### REQUIRED WORK
Please copy every line of the records below that holds the word "this".

[Dataset rows]
= = = =

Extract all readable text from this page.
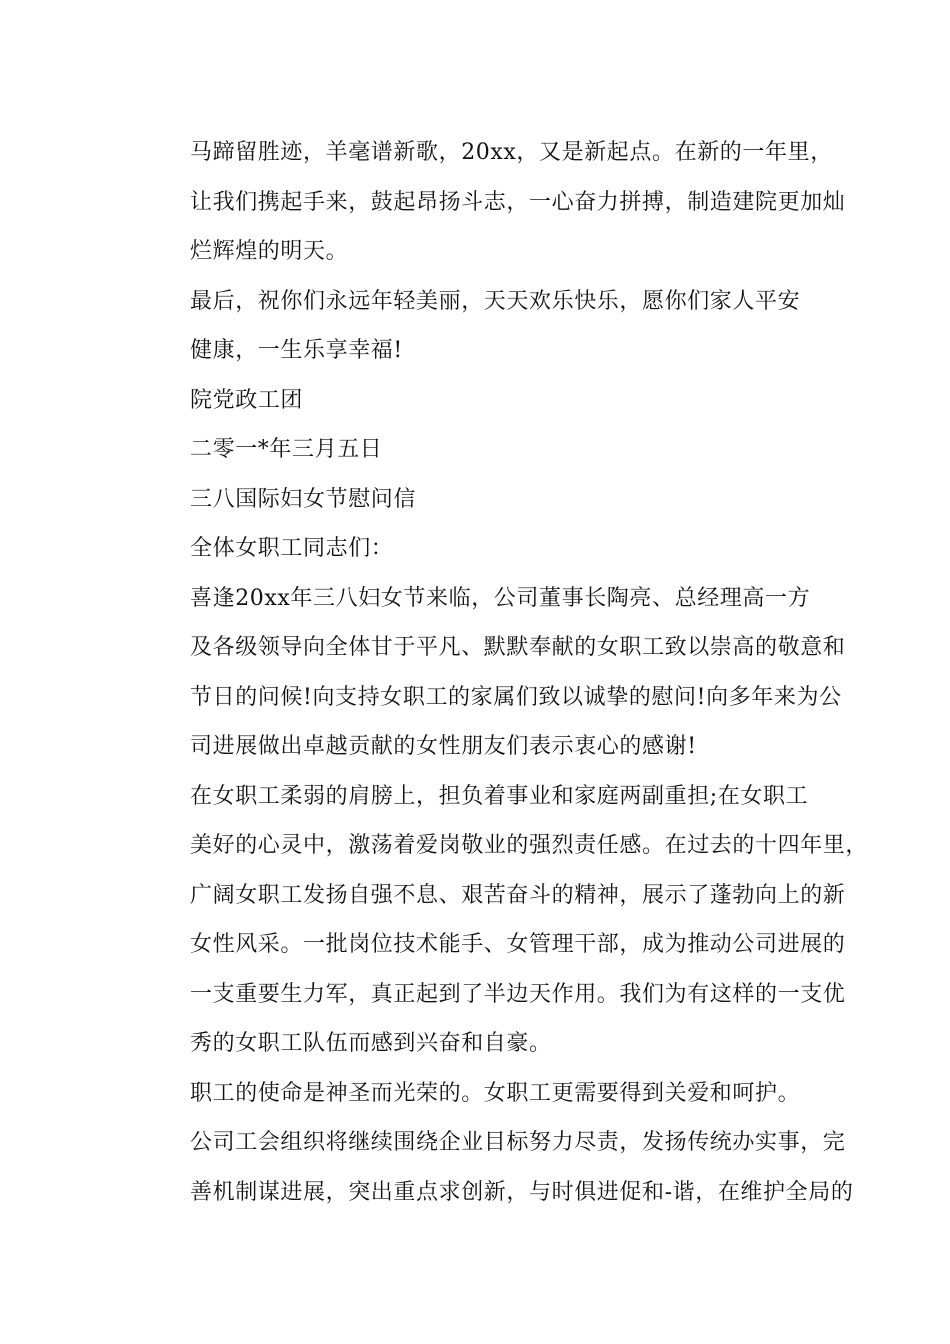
马蹄留胜迹，羊毫谱新歌，20xx，又是新起点。在新的一年里，
让我们携起手来，鼓起昂扬斗志，一心奋力拼搏，制造建院更加灿
烂辉煌的明天。

最后，祝你们永远年轻美丽，天天欢乐快乐，愿你们家人平安
健康，一生乐享幸福!

院党政工团

二零一*年三月五日

三八国际妇女节慰问信

全体女职工同志们：

喜逢20xx年三八妇女节来临，公司董事长陶亮、总经理高一方
及各级领导向全体甘于平凡、默默奉献的女职工致以崇高的敬意和
节日的问候!向支持女职工的家属们致以诚挚的慰问!向多年来为公
司进展做出卓越贡献的女性朋友们表示衷心的感谢!

在女职工柔弱的肩膀上，担负着事业和家庭两副重担;在女职工
美好的心灵中，激荡着爱岗敬业的强烈责任感。在过去的十四年里，
广阔女职工发扬自强不息、艰苦奋斗的精神，展示了蓬勃向上的新
女性风采。一批岗位技术能手、女管理干部，成为推动公司进展的
一支重要生力军，真正起到了半边天作用。我们为有这样的一支优
秀的女职工队伍而感到兴奋和自豪。

职工的使命是神圣而光荣的。女职工更需要得到关爱和呵护。
公司工会组织将继续围绕企业目标努力尽责，发扬传统办实事，完
善机制谋进展，突出重点求创新，与时俱进促和-谐，在维护全局的
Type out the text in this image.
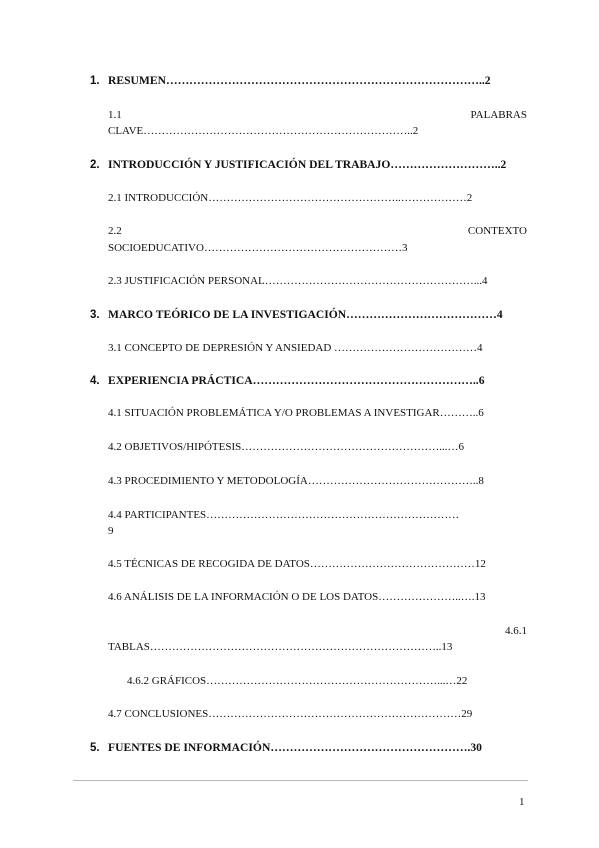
1. RESUMEN………………………………………………………………………..2
1.1	PALABRAS
CLAVE………………………………………………………………..2
2. INTRODUCCIÓN Y JUSTIFICACIÓN DEL TRABAJO………………………..2
2.1 INTRODUCCIÓN……………………………………………..………………2
2.2	CONTEXTO
SOCIOEDUCATIVO………………………………………………3
2.3 JUSTIFICACIÓN PERSONAL…………………………………………………...4
3. MARCO TEÓRICO DE LA INVESTIGACIÓN…………………………………4
3.1 CONCEPTO DE DEPRESIÓN Y ANSIEDAD …………………………………4
4. EXPERIENCIA PRÁCTICA…………………………………………………..6
4.1 SITUACIÓN PROBLEMÁTICA Y/O PROBLEMAS A INVESTIGAR………..6
4.2 OBJETIVOS/HIPÓTESIS………………………………………………...…6
4.3 PROCEDIMIENTO Y METODOLOGÍA………………………………………..8
4.4 PARTICIPANTES……………………………………………………………
9
4.5 TÉCNICAS DE RECOGIDA DE DATOS………………………………………12
4.6 ANÁLISIS DE LA INFORMACIÓN O DE LOS DATOS…………………..….13
4.6.1
TABLAS……………………………………………………………………..13
4.6.2 GRÁFICOS………………………………………………………...…22
4.7 CONCLUSIONES……………………………………………………………29
5. FUENTES DE INFORMACIÓN…………………………………………….30
1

= = = =

### COMPLETE ANSWER
Extract all readable text from this page.
Type out the text in this image.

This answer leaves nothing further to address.